'''

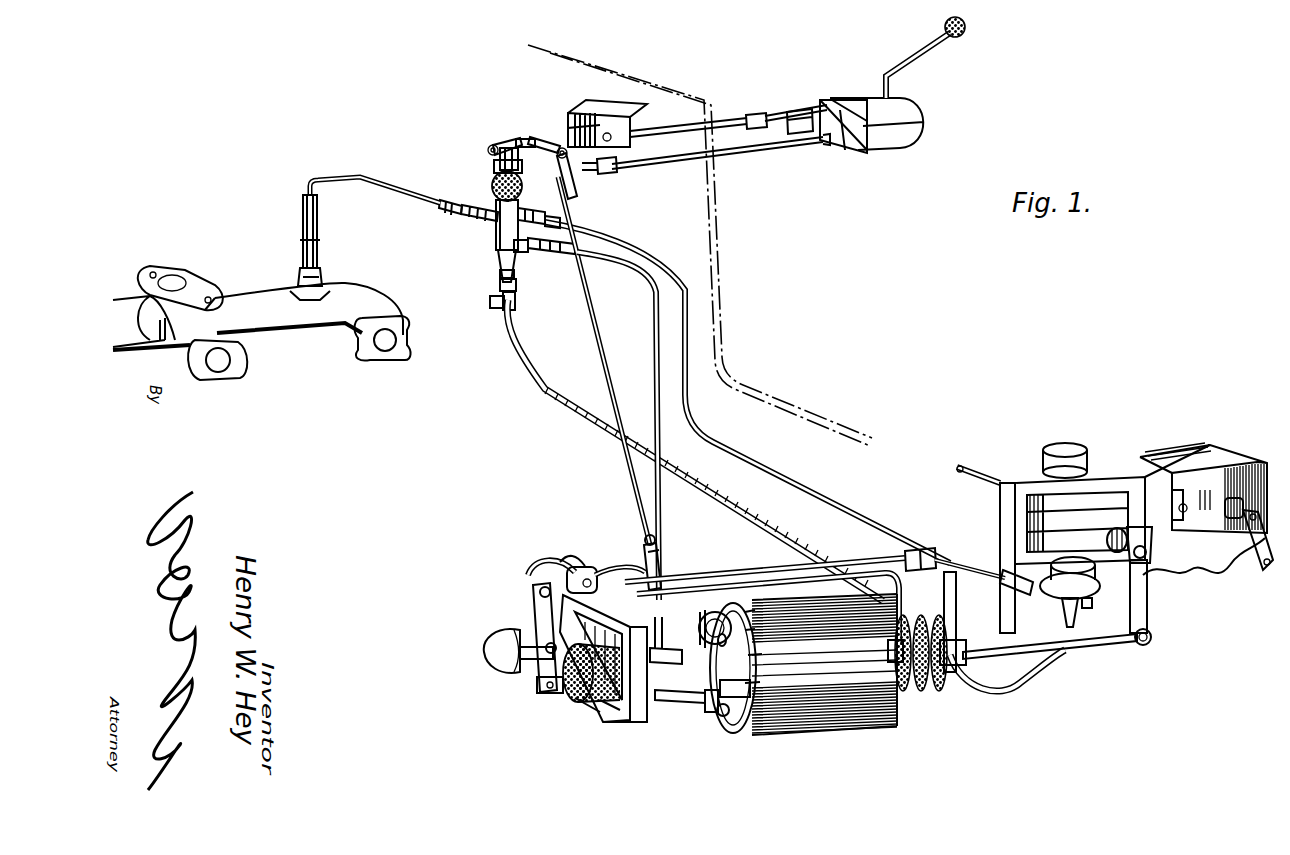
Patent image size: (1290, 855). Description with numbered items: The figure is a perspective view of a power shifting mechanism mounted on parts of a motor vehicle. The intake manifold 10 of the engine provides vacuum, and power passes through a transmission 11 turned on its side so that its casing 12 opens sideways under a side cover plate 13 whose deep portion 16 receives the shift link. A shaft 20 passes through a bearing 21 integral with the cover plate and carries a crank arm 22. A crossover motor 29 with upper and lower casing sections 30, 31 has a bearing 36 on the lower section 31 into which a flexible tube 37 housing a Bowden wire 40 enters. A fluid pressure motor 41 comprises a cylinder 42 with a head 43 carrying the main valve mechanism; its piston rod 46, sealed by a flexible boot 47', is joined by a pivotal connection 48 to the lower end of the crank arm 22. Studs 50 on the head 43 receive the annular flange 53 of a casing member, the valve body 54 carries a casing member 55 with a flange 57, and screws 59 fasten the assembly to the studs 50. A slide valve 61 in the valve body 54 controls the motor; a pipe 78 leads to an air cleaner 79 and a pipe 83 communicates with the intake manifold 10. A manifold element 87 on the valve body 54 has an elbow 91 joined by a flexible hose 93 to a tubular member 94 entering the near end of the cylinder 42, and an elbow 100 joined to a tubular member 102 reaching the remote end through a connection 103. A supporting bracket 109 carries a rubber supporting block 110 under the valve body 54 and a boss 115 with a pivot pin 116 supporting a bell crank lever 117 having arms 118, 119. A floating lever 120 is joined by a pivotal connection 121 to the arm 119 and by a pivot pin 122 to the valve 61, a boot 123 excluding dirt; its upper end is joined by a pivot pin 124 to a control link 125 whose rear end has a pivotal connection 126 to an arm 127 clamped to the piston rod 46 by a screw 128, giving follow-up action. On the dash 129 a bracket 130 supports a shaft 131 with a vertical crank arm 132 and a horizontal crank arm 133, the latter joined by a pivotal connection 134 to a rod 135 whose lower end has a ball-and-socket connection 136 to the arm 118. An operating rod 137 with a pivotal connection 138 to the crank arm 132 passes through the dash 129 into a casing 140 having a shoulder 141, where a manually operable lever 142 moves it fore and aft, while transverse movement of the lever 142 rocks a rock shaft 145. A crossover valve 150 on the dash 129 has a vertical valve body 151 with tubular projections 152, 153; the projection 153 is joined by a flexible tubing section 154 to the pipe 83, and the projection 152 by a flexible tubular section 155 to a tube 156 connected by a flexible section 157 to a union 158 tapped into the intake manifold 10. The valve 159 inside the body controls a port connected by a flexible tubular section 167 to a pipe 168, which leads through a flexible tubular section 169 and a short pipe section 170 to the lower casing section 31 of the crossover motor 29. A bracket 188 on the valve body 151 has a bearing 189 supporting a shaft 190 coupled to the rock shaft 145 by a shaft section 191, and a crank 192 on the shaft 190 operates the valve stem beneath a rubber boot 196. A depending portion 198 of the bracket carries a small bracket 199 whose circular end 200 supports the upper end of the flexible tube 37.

The intake manifold 10 is at (250, 298).
The transmission 11 is at (1100, 465).
The casing 12 is at (1017, 470).
The side cover plate 13 is at (1088, 468).
The deep portion 16 is at (1058, 498).
The shaft 20 is at (1152, 552).
The bearing 21 is at (1107, 536).
The crank arm 22 is at (1148, 605).
The crossover motor 29 is at (1099, 588).
The upper casing section 30 is at (1096, 572).
The lower casing section 31 is at (1092, 605).
The bearing 36 is at (1064, 612).
The flexible tube 37 is at (526, 340).
The Bowden wire 40 is at (516, 286).
The fluid pressure motor 41 is at (830, 730).
The cylinder 42 is at (816, 630).
The head 43 is at (754, 656).
The piston rod 46 is at (1040, 651).
The flexible boot 47' is at (921, 666).
The pivotal connection 48 is at (1150, 645).
The studs 50 is at (748, 614).
The annular flange 53 is at (732, 644).
The valve body 54 is at (716, 712).
The casing member 55 is at (748, 632).
The annular flange 57 is at (722, 698).
The screws 59 is at (708, 614).
The valve 61 is at (567, 694).
The pipe 78 is at (540, 660).
The air cleaner 79 is at (500, 631).
The pipe 83 is at (656, 538).
The manifold element 87 is at (637, 722).
The elbow 91 is at (665, 703).
The flexible hose 93 is at (712, 714).
The tubular member 94 is at (750, 684).
The elbow 100 is at (660, 664).
The tubular member 102 is at (748, 576).
The connection 103 is at (888, 652).
The supporting bracket 109 is at (615, 724).
The resilient supporting block 110 is at (600, 706).
The boss 115 is at (585, 567).
The pivot pin 116 is at (610, 604).
The bell crank lever 117 is at (566, 558).
The arm 118 is at (630, 568).
The arm 119 is at (536, 604).
The floating lever 120 is at (540, 591).
The pivotal connection 121 is at (557, 646).
The pivot pin 122 is at (540, 692).
The boot 123 is at (575, 702).
The pivot pin 124 is at (530, 570).
The control link 125 is at (702, 586).
The pivotal connection 126 is at (930, 571).
The arm 127 is at (957, 612).
The screw 128 is at (962, 672).
The dash 129 is at (724, 272).
The bracket 130 is at (588, 102).
The shaft 131 is at (580, 112).
The crank arm 132 is at (553, 144).
The crank arm 133 is at (609, 173).
The pivotal connection 134 is at (522, 140).
The rod 135 is at (606, 340).
The connection 136 is at (661, 560).
The operating rod 137 is at (740, 152).
The pivotal connection 138 is at (578, 192).
The casing 140 is at (924, 120).
The shoulder 141 is at (862, 153).
The manually operable lever 142 is at (914, 58).
The rock shaft 145 is at (778, 113).
The crossover valve 150 is at (496, 246).
The valve body 151 is at (522, 252).
The tubular projection 152 is at (478, 219).
The tubular projection 153 is at (582, 232).
The flexible tubing section 154 is at (550, 255).
The flexible tubular section 155 is at (452, 202).
The tube 156 is at (402, 182).
The flexible section 157 is at (319, 228).
The union 158 is at (323, 279).
The valve 159 is at (500, 262).
The flexible tubular section 167 is at (553, 215).
The pipe 168 is at (652, 262).
The flexible tubular section 169 is at (985, 571).
The short pipe section 170 is at (1017, 597).
The bracket 188 is at (494, 172).
The bearing 189 is at (500, 142).
The shaft 190 is at (487, 150).
The shaft section 191 is at (686, 128).
The crank 192 is at (498, 160).
The rubber boot 196 is at (493, 189).
The depending portion 198 is at (500, 276).
The small bracket 199 is at (492, 302).
The circular end 200 is at (516, 302).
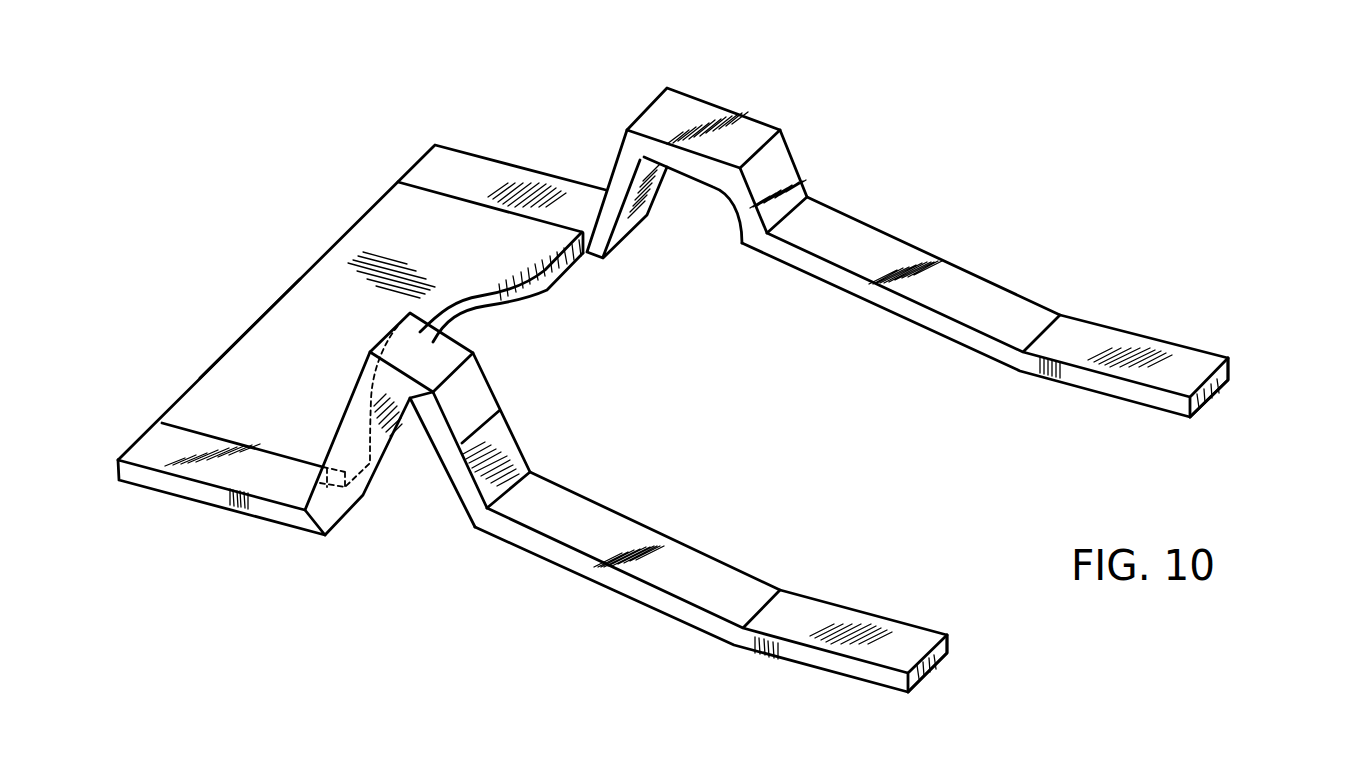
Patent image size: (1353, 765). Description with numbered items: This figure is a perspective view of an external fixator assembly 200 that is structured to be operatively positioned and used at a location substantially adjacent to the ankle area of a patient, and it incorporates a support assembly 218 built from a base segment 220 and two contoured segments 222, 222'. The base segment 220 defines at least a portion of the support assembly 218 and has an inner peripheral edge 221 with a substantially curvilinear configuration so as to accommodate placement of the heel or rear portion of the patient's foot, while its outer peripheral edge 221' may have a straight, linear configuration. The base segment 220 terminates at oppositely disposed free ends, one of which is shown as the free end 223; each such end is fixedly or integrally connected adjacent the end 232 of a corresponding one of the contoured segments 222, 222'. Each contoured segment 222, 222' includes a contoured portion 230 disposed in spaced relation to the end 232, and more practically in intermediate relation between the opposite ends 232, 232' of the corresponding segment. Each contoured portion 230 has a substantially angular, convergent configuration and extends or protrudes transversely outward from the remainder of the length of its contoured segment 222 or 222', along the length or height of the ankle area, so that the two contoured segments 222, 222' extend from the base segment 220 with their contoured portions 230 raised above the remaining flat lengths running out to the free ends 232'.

The external fixator assembly 200 is at (905, 118).
The support assembly 218 is at (400, 557).
The base segment 220 is at (333, 280).
The inner peripheral edge 221 is at (506, 359).
The outer peripheral edge 221' is at (230, 280).
The contoured segment 222 is at (687, 582).
The contoured segment 222' is at (985, 288).
The free end 223 is at (467, 202).
The contoured portion 230 is at (738, 95).
The end of contoured segment 232 is at (297, 252).
The opposite end of contoured segment 232' is at (1130, 548).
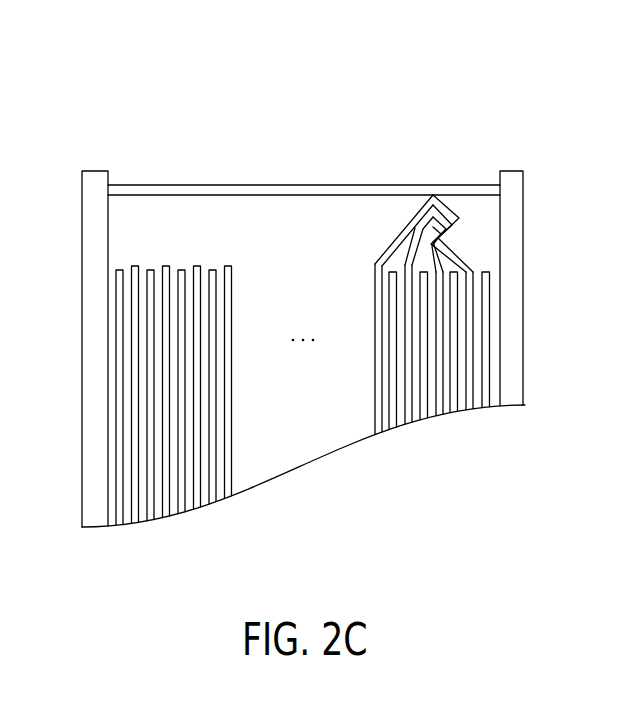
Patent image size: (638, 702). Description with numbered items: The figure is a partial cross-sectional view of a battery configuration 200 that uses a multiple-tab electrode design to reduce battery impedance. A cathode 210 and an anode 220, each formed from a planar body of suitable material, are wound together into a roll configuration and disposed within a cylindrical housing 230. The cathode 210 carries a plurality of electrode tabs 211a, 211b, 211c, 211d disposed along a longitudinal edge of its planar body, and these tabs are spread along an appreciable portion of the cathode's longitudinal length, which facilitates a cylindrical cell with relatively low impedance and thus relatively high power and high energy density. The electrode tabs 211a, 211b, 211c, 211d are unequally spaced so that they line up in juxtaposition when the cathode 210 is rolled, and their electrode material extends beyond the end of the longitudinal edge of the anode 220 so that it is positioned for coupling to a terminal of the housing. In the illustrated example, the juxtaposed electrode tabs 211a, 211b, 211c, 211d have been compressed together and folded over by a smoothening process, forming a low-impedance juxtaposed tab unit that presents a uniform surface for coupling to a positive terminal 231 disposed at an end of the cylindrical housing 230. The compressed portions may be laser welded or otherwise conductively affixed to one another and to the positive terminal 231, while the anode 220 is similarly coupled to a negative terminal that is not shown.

The battery configuration 200 is at (531, 105).
The cathode 210 is at (133, 526).
The anode 220 is at (118, 527).
The cylindrical housing 230 is at (92, 243).
The positive terminal 231 is at (431, 186).
The electrode tab 211a is at (456, 244).
The electrode tab 211b is at (440, 259).
The electrode tab 211c is at (405, 252).
The electrode tab 211d is at (376, 260).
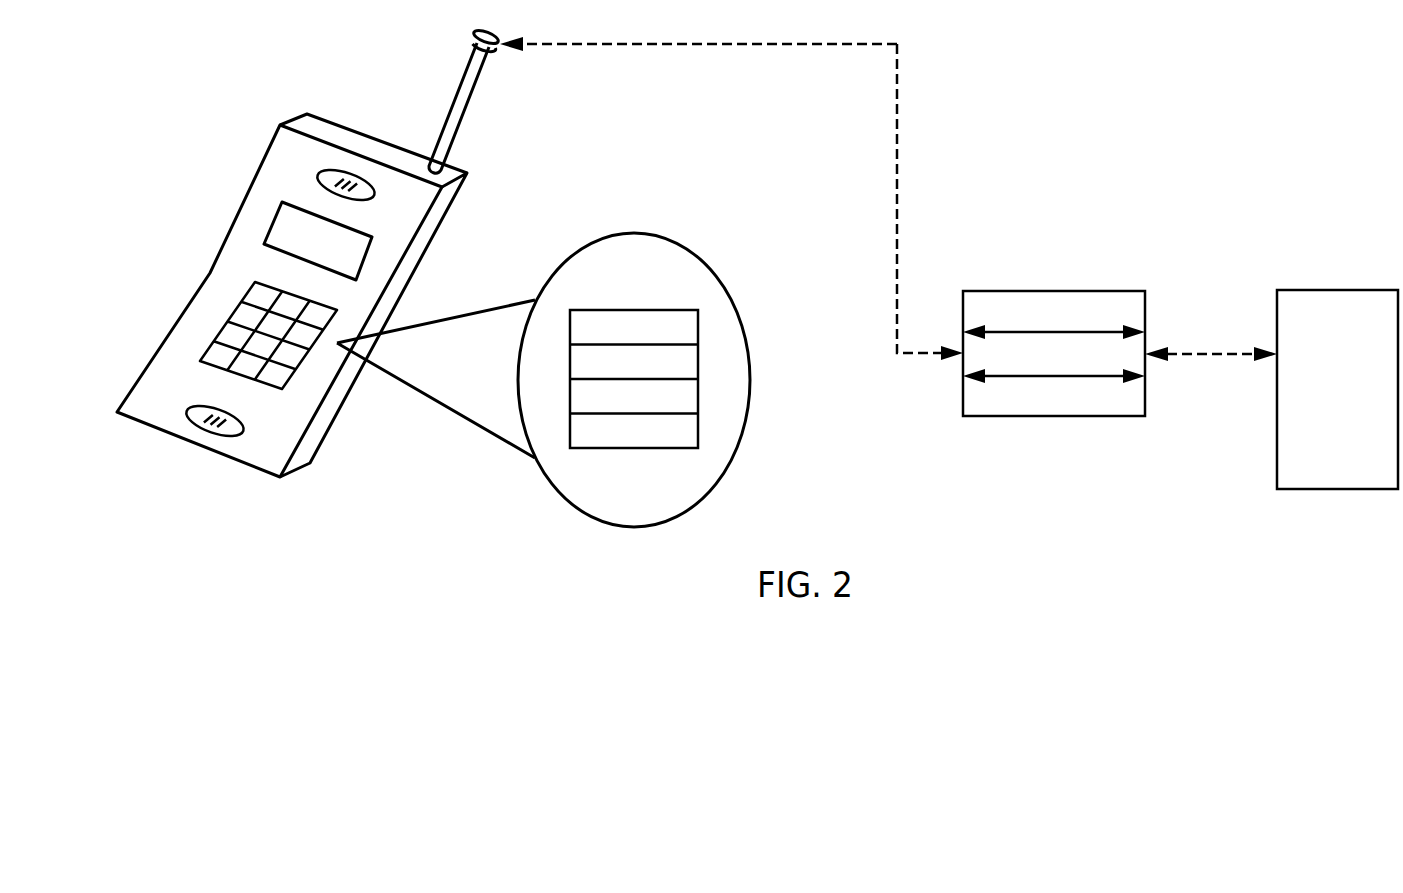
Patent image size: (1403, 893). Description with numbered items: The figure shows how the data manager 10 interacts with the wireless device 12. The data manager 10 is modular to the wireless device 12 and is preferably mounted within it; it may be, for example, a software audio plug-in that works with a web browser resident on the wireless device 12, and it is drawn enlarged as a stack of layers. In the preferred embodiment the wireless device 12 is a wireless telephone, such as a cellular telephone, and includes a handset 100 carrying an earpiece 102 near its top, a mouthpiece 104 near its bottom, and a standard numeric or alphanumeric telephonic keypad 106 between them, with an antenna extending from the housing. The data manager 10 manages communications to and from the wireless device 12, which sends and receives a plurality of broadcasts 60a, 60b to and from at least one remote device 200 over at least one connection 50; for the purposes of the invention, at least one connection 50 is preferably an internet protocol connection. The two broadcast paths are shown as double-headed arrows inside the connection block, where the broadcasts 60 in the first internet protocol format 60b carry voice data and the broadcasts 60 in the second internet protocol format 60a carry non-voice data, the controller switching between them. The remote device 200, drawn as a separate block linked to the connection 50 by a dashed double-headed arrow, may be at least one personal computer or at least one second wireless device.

The data manager 10 is at (633, 233).
The wireless device 12 is at (300, 114).
The internet protocol connection 50 is at (1027, 290).
The broadcast 60 is at (1020, 376).
The second internet protocol format 60a is at (1058, 330).
The first internet protocol format 60b is at (1058, 377).
The handset 100 is at (272, 168).
The earpiece 102 is at (373, 200).
The mouthpiece 104 is at (203, 433).
The telephonic keypad 106 is at (228, 373).
The remote device 200 is at (1330, 290).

'''

* Short exercise *
Reproduce, with no changes, the lines of the records from the line with "Patent image size: (1403, 893)." to the line with "The second internet protocol format 60a is", including both of those lines.

* Exercise solution *
Patent image size: (1403, 893). Description with numbered items: The figure shows how the data manager 10 interacts with the wireless device 12. The data manager 10 is modular to the wireless device 12 and is preferably mounted within it; it may be, for example, a software audio plug-in that works with a web browser resident on the wireless device 12, and it is drawn enlarged as a stack of layers. In the preferred embodiment the wireless device 12 is a wireless telephone, such as a cellular telephone, and includes a handset 100 carrying an earpiece 102 near its top, a mouthpiece 104 near its bottom, and a standard numeric or alphanumeric telephonic keypad 106 between them, with an antenna extending from the housing. The data manager 10 manages communications to and from the wireless device 12, which sends and receives a plurality of broadcasts 60a, 60b to and from at least one remote device 200 over at least one connection 50; for the purposes of the invention, at least one connection 50 is preferably an internet protocol connection. The two broadcast paths are shown as double-headed arrows inside the connection block, where the broadcasts 60 in the first internet protocol format 60b carry voice data and the broadcasts 60 in the second internet protocol format 60a carry non-voice data, the controller switching between them. The remote device 200, drawn as a separate block linked to the connection 50 by a dashed double-headed arrow, may be at least one personal computer or at least one second wireless device.

The data manager 10 is at (633, 233).
The wireless device 12 is at (300, 114).
The internet protocol connection 50 is at (1027, 290).
The broadcast 60 is at (1020, 376).
The second internet protocol format 60a is at (1058, 330).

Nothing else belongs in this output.